Look below and pull out each line with the word "JSON".

(Items from a data source)
◆ ◆ ◆ ◆
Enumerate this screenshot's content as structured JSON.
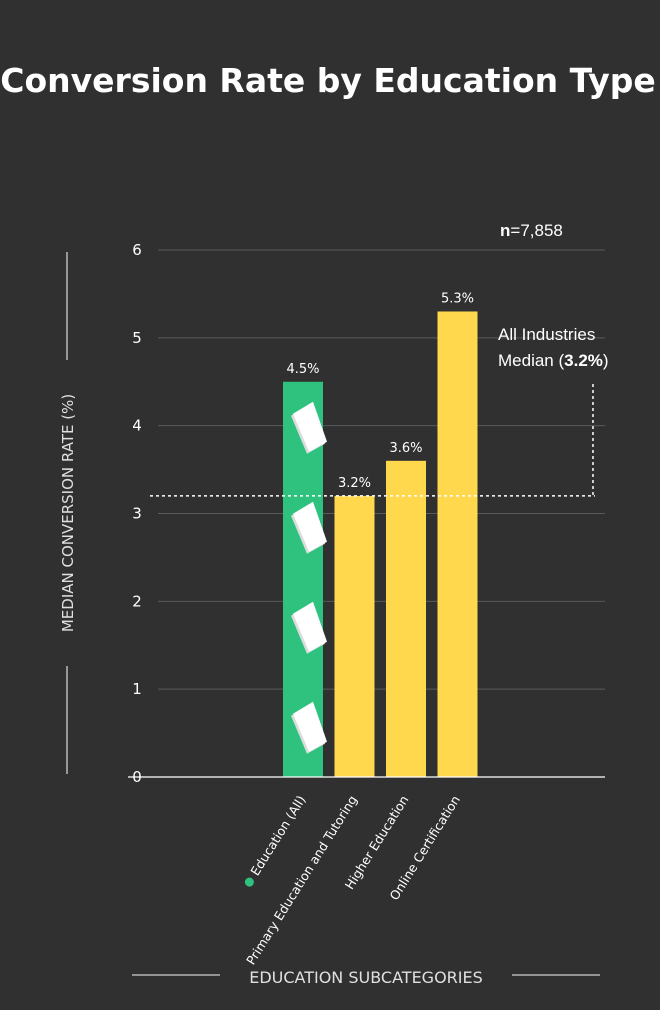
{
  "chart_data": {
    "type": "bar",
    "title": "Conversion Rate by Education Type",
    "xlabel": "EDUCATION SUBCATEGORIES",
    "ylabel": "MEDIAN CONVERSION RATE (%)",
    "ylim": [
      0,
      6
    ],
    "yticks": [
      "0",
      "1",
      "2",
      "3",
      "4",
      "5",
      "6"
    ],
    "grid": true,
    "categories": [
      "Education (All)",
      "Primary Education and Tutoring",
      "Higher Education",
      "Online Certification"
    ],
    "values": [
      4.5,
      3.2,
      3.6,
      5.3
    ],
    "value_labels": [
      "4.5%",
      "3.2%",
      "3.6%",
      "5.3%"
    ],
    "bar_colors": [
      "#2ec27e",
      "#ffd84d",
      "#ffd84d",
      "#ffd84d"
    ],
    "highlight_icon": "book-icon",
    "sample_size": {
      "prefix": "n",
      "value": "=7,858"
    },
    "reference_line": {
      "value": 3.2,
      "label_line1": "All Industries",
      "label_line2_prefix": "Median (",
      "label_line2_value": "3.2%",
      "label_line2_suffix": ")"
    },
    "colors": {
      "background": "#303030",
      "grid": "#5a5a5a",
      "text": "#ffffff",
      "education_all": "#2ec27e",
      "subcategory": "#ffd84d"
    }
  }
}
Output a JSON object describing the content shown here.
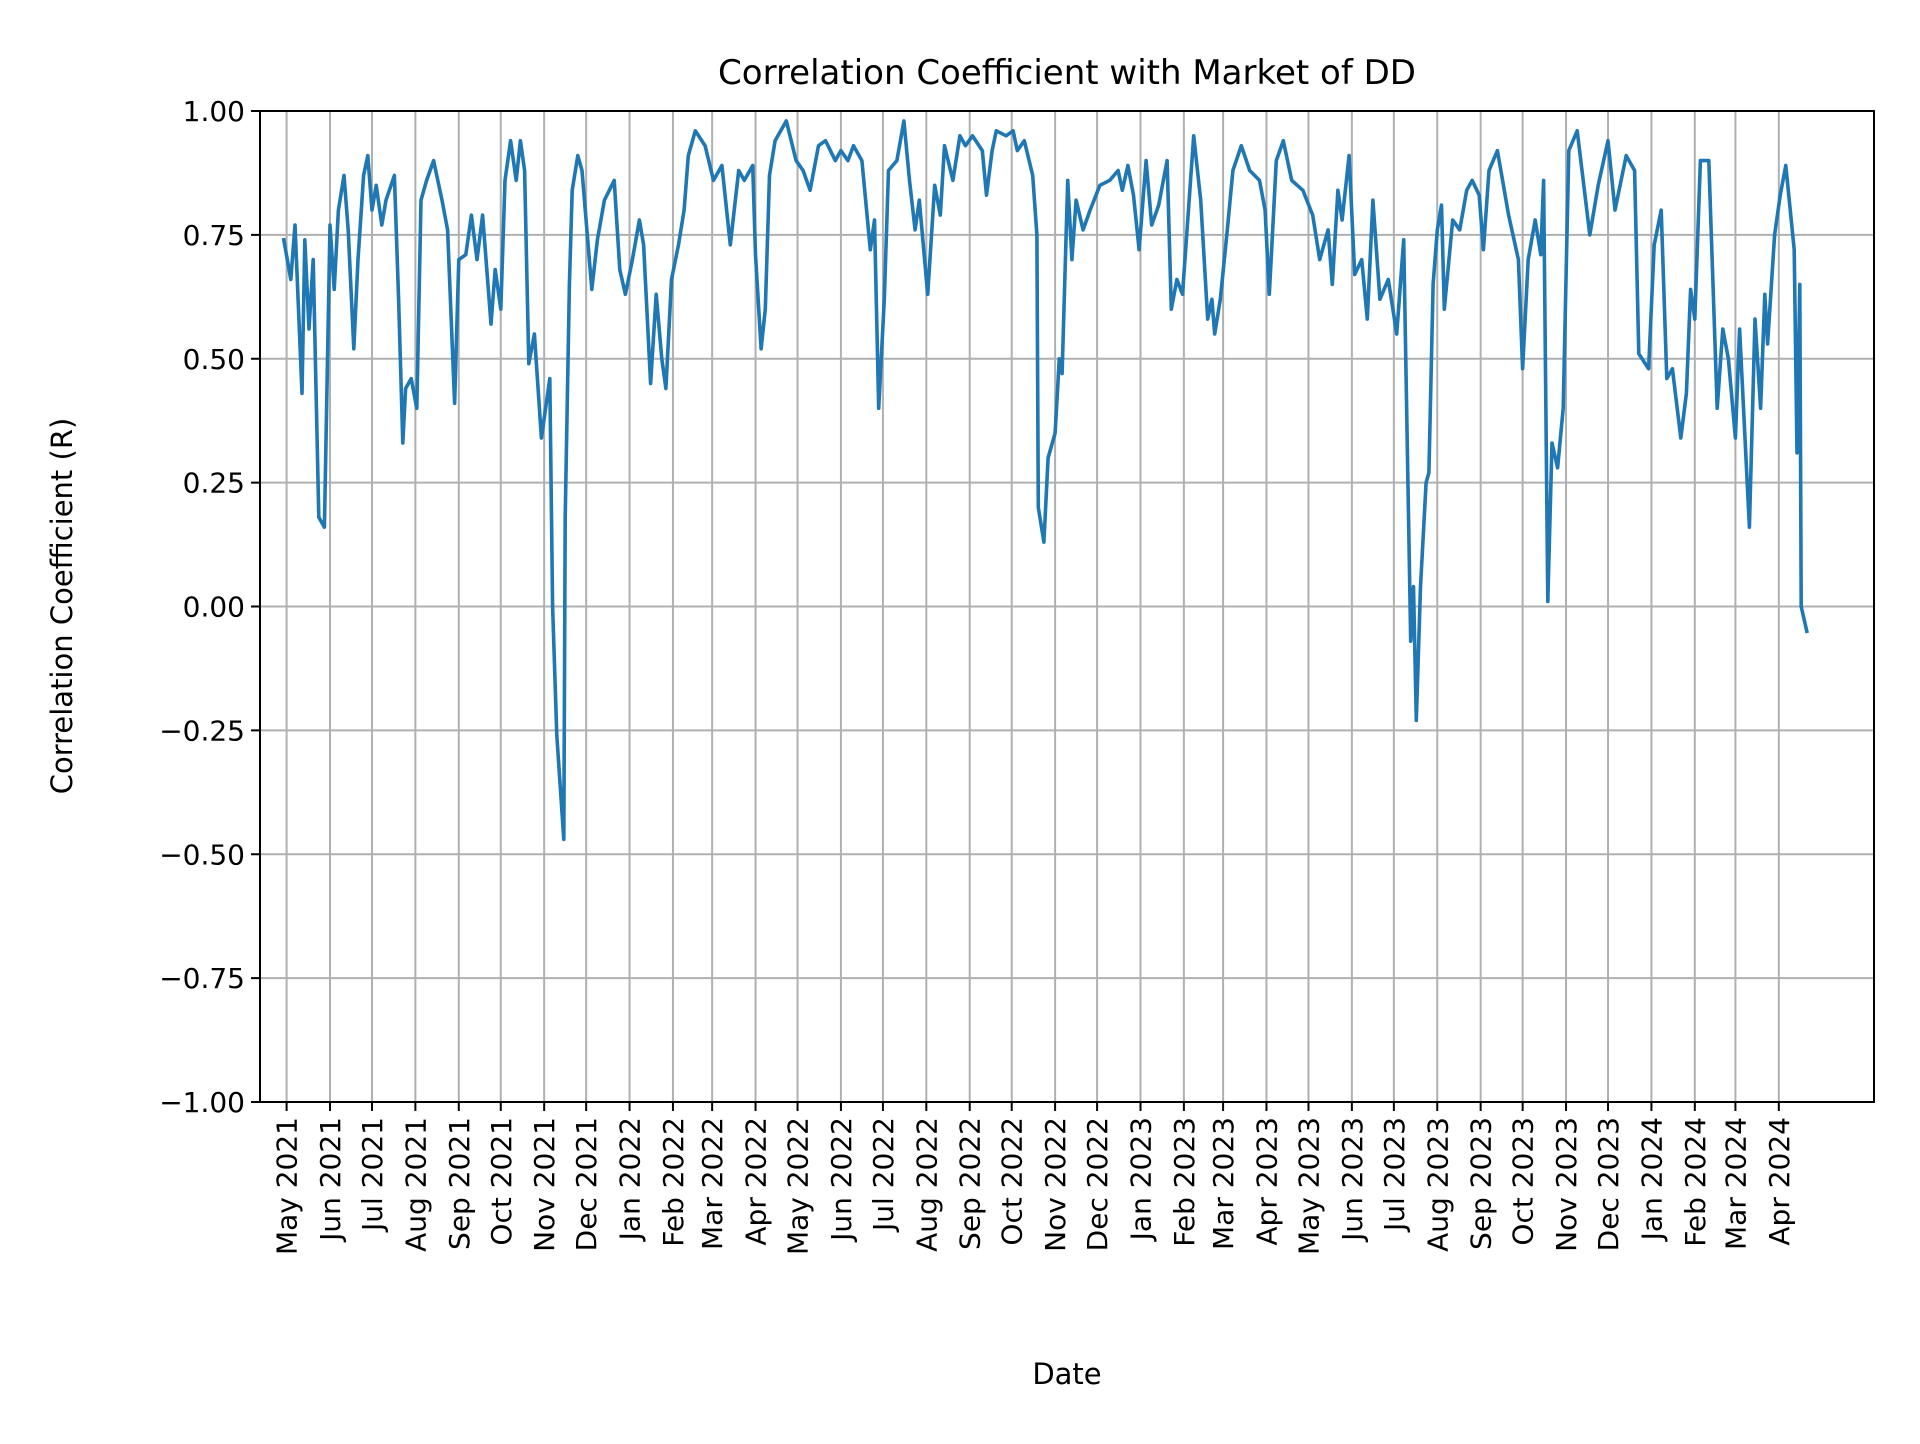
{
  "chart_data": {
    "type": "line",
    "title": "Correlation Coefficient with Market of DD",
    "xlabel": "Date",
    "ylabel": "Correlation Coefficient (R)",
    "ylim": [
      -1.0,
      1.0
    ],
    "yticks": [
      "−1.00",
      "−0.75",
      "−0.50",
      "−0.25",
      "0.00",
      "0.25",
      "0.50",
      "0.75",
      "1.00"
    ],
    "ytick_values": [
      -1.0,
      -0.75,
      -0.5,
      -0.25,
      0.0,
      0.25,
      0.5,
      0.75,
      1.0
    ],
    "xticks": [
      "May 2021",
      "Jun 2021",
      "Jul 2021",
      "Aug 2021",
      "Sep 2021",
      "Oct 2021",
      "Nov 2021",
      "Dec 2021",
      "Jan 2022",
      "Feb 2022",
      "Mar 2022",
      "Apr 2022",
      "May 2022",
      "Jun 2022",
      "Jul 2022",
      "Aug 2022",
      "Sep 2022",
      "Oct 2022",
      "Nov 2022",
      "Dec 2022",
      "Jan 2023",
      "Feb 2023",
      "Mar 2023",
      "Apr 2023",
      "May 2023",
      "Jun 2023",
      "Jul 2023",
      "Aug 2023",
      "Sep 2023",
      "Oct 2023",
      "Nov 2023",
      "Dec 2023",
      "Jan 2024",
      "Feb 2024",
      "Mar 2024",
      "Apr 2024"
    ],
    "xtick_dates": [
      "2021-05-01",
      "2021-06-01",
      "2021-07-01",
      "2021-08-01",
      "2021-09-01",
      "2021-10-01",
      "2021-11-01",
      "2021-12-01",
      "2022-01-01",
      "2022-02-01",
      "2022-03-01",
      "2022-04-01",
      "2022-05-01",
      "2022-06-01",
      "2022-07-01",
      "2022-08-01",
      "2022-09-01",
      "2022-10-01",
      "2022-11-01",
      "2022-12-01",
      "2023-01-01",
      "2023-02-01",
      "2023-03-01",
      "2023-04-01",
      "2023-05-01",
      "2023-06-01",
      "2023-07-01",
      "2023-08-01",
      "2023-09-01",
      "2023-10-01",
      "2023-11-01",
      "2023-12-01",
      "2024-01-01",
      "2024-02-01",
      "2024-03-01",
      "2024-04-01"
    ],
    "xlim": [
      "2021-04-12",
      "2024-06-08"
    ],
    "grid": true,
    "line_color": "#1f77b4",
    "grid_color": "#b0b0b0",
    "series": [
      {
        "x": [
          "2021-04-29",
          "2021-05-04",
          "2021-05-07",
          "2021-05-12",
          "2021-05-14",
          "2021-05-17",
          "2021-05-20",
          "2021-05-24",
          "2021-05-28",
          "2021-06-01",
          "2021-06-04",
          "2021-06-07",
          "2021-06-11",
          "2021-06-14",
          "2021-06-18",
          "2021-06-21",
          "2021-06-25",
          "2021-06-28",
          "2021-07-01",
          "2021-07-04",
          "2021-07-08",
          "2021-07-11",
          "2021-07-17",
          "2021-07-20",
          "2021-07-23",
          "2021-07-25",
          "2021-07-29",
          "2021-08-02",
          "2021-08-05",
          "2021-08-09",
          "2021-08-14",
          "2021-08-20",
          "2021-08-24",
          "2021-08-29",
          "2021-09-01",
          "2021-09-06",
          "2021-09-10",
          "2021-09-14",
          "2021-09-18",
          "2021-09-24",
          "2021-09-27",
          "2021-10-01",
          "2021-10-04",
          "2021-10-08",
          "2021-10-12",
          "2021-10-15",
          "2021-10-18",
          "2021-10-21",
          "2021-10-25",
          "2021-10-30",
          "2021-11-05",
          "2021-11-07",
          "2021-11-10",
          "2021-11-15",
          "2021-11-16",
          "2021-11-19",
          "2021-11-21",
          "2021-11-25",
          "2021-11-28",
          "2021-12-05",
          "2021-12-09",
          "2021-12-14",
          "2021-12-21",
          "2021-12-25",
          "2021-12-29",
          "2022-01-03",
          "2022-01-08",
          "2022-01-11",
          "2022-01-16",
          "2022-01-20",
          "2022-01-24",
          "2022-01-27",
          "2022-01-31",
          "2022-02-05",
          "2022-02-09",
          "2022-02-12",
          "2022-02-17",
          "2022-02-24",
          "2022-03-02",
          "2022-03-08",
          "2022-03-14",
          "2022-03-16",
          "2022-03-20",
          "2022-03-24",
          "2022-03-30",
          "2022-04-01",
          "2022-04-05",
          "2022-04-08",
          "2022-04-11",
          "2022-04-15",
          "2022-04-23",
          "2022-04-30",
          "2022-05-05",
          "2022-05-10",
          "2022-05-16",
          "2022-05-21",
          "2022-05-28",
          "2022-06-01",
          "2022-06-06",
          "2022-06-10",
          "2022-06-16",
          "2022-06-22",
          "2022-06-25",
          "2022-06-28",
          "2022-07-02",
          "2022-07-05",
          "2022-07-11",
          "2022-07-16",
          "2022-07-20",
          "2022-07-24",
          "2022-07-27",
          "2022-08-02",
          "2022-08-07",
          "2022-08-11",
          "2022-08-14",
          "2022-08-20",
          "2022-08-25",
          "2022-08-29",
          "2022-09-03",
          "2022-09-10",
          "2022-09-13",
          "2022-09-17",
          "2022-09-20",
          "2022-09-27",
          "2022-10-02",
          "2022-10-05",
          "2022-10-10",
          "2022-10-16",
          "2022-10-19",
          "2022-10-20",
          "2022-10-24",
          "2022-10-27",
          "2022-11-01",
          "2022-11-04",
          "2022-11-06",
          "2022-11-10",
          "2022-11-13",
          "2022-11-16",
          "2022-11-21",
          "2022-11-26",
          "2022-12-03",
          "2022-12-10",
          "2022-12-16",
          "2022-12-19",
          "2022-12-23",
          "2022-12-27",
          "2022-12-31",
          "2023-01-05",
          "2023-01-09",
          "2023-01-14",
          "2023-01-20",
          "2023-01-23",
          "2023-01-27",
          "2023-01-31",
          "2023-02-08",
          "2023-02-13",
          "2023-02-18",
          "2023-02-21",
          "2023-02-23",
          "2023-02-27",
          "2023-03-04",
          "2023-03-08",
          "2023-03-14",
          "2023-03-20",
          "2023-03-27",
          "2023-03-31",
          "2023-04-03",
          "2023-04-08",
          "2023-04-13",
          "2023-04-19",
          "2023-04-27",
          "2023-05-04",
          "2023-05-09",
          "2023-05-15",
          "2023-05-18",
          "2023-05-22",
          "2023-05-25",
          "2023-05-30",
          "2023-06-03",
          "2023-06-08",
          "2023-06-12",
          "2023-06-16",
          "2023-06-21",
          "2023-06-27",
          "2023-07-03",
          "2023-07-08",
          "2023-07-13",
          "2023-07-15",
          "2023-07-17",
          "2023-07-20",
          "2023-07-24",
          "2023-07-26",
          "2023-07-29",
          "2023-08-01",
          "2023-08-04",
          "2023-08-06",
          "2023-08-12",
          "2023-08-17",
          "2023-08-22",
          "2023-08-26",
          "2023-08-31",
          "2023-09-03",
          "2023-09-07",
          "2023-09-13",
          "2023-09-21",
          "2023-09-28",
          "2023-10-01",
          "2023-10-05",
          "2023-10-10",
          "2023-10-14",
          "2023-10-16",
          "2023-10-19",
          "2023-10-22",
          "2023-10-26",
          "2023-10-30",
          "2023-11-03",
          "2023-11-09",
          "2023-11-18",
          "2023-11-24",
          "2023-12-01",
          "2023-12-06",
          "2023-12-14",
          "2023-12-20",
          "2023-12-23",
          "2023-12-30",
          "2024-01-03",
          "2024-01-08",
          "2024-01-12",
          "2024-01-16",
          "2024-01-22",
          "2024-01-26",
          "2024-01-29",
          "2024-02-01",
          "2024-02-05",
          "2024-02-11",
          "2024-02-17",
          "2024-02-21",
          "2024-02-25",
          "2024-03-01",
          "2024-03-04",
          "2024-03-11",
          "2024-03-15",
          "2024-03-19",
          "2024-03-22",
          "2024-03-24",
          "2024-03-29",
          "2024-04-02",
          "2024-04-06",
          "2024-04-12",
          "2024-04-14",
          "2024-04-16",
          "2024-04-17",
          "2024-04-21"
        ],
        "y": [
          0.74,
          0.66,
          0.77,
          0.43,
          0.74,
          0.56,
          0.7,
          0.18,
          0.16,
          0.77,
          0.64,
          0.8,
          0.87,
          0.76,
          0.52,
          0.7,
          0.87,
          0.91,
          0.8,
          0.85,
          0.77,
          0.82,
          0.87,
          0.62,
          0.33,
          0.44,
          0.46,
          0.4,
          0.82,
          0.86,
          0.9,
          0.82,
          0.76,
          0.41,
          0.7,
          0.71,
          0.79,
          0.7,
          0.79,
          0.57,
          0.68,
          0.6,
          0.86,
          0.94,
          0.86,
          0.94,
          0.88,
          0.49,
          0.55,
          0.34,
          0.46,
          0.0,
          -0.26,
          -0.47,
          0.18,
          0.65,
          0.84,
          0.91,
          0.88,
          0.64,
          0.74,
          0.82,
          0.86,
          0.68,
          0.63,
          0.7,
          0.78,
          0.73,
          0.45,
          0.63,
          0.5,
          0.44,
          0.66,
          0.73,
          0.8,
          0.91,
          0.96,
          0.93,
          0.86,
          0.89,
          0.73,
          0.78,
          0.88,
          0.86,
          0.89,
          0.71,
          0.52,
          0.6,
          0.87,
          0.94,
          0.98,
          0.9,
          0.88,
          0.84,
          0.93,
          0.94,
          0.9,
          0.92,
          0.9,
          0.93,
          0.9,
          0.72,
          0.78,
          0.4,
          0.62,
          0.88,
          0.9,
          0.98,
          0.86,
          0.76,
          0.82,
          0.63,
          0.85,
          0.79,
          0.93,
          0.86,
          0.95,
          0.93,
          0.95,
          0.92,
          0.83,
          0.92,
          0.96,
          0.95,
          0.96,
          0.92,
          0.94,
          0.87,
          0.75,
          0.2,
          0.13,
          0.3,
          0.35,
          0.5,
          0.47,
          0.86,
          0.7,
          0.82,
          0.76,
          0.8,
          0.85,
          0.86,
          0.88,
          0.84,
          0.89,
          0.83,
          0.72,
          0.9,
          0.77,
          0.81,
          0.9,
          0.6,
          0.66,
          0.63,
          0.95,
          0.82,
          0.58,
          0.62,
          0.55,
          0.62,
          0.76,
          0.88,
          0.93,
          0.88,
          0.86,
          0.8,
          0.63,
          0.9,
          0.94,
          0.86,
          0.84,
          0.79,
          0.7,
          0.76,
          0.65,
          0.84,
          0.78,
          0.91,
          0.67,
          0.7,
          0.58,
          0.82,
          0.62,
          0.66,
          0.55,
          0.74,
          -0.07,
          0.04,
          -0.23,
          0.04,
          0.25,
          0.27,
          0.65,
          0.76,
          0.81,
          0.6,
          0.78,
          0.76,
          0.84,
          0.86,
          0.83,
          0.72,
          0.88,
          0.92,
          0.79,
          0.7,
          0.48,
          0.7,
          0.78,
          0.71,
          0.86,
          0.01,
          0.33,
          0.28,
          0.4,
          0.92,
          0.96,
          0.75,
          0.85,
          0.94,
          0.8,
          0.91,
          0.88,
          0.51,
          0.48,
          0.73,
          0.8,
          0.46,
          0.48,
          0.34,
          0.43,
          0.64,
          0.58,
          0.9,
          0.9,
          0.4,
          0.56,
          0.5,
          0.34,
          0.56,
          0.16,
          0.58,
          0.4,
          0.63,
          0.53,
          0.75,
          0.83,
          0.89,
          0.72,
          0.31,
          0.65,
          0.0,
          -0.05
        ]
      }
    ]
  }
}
◆ ◆ ◆ ◆
**Correct answer:**
Enumerate this screenshot's content as structured JSON.
Output a JSON object describing the content shown here.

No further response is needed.